* _Task_: Copy the lines below verbatim, from the start of the records through the line containing "- closing: Atentamente,: [143, 590, 237, 607]", including both ends.

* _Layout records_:
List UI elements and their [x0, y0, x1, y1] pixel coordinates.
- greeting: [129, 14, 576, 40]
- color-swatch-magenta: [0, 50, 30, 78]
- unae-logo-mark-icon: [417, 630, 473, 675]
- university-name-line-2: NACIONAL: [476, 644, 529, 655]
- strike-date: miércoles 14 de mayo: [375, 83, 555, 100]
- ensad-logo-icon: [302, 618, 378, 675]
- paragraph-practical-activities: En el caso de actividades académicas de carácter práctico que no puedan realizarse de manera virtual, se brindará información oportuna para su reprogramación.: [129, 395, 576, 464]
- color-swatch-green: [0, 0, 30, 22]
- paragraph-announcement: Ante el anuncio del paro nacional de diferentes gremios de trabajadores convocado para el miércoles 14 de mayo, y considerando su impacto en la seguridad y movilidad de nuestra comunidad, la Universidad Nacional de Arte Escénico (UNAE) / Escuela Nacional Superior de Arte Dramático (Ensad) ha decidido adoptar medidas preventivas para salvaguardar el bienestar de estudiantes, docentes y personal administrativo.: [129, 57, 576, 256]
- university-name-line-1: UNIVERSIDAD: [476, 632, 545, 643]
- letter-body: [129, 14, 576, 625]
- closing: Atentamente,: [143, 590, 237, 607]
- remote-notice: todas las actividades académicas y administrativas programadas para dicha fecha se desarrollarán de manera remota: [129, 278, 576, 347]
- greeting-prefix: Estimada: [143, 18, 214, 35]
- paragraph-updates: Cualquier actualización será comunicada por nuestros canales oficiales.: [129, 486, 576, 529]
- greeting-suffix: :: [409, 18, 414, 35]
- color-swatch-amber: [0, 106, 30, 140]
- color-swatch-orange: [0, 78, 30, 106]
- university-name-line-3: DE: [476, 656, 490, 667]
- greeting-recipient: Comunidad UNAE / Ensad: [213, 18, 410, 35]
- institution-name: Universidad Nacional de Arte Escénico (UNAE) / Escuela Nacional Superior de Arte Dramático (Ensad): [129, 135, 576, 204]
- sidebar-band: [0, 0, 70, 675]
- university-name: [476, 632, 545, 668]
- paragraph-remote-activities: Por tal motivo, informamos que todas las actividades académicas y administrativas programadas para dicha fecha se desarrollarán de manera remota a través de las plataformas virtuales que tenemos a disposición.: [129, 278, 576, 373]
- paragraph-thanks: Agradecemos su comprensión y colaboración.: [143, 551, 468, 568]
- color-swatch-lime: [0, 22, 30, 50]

* _Answer to this task_:
List UI elements and their [x0, y0, x1, y1] pixel coordinates.
- greeting: [129, 14, 576, 40]
- color-swatch-magenta: [0, 50, 30, 78]
- unae-logo-mark-icon: [417, 630, 473, 675]
- university-name-line-2: NACIONAL: [476, 644, 529, 655]
- strike-date: miércoles 14 de mayo: [375, 83, 555, 100]
- ensad-logo-icon: [302, 618, 378, 675]
- paragraph-practical-activities: En el caso de actividades académicas de carácter práctico que no puedan realizarse de manera virtual, se brindará información oportuna para su reprogramación.: [129, 395, 576, 464]
- color-swatch-green: [0, 0, 30, 22]
- paragraph-announcement: Ante el anuncio del paro nacional de diferentes gremios de trabajadores convocado para el miércoles 14 de mayo, y considerando su impacto en la seguridad y movilidad de nuestra comunidad, la Universidad Nacional de Arte Escénico (UNAE) / Escuela Nacional Superior de Arte Dramático (Ensad) ha decidido adoptar medidas preventivas para salvaguardar el bienestar de estudiantes, docentes y personal administrativo.: [129, 57, 576, 256]
- university-name-line-1: UNIVERSIDAD: [476, 632, 545, 643]
- letter-body: [129, 14, 576, 625]
- closing: Atentamente,: [143, 590, 237, 607]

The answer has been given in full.